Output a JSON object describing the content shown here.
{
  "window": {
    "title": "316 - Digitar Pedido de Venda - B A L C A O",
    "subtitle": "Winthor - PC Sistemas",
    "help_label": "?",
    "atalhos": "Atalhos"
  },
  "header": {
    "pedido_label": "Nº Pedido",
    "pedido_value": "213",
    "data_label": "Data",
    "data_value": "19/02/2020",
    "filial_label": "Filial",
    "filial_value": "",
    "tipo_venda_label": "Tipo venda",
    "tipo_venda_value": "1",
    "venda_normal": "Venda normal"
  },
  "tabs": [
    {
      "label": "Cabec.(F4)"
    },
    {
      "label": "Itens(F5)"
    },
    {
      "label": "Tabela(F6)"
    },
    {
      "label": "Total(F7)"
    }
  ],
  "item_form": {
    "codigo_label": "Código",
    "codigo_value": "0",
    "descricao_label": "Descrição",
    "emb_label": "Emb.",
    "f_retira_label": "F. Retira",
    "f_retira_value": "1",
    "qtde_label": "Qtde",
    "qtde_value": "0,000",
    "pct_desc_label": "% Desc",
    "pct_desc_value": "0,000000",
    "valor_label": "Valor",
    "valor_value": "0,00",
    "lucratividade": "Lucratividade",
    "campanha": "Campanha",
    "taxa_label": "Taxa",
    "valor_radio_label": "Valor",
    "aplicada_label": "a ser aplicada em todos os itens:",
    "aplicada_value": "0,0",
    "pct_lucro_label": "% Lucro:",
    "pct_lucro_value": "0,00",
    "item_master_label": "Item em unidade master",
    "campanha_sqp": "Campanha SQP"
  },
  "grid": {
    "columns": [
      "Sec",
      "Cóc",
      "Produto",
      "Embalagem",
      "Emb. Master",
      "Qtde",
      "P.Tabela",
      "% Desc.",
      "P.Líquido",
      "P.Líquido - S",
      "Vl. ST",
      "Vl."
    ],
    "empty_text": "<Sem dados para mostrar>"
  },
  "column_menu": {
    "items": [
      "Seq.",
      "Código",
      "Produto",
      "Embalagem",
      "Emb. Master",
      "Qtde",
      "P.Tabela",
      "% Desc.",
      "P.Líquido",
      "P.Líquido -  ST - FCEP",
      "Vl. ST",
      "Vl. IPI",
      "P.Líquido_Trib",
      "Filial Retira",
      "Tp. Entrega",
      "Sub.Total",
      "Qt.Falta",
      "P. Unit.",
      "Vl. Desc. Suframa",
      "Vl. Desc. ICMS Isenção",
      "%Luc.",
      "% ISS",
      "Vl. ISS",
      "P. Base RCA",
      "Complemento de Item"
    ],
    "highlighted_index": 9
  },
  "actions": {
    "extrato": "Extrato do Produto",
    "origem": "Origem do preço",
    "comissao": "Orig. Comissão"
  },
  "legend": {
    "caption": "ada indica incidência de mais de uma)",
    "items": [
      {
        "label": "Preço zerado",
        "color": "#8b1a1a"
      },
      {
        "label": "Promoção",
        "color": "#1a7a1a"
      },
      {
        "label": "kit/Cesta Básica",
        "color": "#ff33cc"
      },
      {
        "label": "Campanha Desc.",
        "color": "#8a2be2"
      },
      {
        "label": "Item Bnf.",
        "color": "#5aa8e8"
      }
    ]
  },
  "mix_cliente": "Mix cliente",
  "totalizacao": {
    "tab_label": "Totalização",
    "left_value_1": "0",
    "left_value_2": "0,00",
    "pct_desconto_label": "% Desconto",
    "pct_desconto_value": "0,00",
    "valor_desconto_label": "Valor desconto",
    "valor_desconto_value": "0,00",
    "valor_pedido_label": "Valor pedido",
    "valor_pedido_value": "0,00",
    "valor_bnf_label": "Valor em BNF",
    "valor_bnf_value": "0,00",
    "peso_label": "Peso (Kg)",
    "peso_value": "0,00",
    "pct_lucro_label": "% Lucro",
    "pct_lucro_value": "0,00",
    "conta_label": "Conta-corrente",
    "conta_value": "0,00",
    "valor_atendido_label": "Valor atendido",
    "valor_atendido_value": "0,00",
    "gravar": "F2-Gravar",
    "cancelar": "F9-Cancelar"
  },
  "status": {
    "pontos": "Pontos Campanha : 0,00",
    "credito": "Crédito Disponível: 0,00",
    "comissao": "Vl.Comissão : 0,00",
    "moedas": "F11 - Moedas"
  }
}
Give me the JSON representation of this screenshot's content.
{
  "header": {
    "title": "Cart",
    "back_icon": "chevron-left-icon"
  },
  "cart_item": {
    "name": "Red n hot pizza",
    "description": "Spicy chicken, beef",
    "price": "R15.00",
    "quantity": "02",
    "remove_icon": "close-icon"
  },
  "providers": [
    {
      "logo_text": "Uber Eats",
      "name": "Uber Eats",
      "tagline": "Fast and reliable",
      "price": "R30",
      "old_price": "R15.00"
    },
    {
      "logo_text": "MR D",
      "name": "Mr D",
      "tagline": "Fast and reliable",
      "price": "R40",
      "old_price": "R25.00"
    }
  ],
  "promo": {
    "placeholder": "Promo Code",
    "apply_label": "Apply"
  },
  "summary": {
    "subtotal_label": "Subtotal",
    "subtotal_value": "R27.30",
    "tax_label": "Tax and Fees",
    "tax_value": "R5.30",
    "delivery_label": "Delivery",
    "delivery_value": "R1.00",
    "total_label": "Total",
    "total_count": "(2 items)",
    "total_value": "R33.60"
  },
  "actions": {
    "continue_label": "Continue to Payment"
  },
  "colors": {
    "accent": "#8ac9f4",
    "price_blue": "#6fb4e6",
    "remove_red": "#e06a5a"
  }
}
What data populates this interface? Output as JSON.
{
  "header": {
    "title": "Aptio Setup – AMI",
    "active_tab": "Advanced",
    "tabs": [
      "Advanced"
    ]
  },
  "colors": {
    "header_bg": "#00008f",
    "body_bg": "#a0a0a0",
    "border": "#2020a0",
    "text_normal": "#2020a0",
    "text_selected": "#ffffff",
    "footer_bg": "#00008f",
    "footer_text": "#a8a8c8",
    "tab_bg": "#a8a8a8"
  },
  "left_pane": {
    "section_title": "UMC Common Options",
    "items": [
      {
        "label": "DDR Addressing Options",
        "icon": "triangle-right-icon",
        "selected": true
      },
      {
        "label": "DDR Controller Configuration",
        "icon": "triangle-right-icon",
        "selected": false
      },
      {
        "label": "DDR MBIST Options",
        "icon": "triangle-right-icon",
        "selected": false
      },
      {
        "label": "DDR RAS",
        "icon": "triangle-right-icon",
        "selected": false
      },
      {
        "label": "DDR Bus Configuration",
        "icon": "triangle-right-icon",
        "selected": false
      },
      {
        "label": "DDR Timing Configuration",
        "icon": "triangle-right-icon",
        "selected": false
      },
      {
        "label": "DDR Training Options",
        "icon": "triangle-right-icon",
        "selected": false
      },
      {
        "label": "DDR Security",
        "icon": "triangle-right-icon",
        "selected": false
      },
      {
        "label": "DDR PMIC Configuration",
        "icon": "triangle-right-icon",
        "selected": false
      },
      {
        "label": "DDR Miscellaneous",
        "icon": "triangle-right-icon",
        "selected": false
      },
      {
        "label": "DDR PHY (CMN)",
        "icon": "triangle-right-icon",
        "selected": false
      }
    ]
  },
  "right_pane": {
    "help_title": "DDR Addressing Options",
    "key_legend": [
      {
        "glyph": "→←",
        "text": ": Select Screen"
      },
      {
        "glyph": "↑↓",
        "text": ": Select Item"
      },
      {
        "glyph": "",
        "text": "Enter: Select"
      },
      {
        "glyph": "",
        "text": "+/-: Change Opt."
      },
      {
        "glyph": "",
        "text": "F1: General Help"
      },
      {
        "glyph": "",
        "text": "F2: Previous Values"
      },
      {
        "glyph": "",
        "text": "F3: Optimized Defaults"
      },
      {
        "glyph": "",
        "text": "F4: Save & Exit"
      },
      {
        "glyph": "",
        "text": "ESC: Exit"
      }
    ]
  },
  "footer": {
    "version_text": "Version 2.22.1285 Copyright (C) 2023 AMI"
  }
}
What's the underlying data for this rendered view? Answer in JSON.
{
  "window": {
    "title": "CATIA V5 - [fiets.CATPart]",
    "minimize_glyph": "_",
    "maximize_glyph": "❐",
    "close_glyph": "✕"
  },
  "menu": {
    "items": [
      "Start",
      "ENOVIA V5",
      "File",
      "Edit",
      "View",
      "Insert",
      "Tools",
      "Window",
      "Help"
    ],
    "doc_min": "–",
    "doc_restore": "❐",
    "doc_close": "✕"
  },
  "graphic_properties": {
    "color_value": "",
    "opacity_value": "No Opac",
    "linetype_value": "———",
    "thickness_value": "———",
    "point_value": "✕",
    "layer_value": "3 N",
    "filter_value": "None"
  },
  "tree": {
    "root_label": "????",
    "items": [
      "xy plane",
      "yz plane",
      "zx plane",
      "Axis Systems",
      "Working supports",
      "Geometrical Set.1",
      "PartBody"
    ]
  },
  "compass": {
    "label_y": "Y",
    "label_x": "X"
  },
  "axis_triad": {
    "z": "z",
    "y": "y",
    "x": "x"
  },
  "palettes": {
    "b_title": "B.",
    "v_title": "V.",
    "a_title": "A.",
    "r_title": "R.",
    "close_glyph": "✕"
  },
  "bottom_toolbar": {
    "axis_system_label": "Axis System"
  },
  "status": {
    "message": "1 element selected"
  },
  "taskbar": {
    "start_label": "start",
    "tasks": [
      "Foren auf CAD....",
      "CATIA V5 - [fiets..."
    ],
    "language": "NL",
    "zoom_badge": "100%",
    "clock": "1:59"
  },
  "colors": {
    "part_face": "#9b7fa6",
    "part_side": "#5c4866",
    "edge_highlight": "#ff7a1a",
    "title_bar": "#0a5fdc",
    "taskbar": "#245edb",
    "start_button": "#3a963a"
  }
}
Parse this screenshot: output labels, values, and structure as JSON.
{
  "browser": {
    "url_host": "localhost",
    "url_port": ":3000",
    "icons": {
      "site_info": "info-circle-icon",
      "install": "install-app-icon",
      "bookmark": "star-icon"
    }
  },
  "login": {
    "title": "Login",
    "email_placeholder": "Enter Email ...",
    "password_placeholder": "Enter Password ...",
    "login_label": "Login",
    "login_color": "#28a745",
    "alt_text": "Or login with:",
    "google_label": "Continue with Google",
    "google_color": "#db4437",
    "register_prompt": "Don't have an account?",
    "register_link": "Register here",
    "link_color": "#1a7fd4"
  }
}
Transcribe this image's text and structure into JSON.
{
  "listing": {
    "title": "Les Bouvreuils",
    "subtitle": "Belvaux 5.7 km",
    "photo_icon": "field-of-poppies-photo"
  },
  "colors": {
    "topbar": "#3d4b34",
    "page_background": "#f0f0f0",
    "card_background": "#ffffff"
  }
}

Written instruction:
Print from the line containing "Parse this screenshot: output" to the last line above, exactly as written.

Full answer:
Parse this screenshot: output labels, values, and structure as JSON.
{
  "browser": {
    "url_host": "localhost",
    "url_port": ":3000",
    "icons": {
      "site_info": "info-circle-icon",
      "install": "install-app-icon",
      "bookmark": "star-icon"
    }
  },
  "login": {
    "title": "Login",
    "email_placeholder": "Enter Email ...",
    "password_placeholder": "Enter Password ...",
    "login_label": "Login",
    "login_color": "#28a745",
    "alt_text": "Or login with:",
    "google_label": "Continue with Google",
    "google_color": "#db4437",
    "register_prompt": "Don't have an account?",
    "register_link": "Register here",
    "link_color": "#1a7fd4"
  }
}
Transcribe this image's text and structure into JSON.
{
  "listing": {
    "title": "Les Bouvreuils",
    "subtitle": "Belvaux 5.7 km",
    "photo_icon": "field-of-poppies-photo"
  },
  "colors": {
    "topbar": "#3d4b34",
    "page_background": "#f0f0f0",
    "card_background": "#ffffff"
  }
}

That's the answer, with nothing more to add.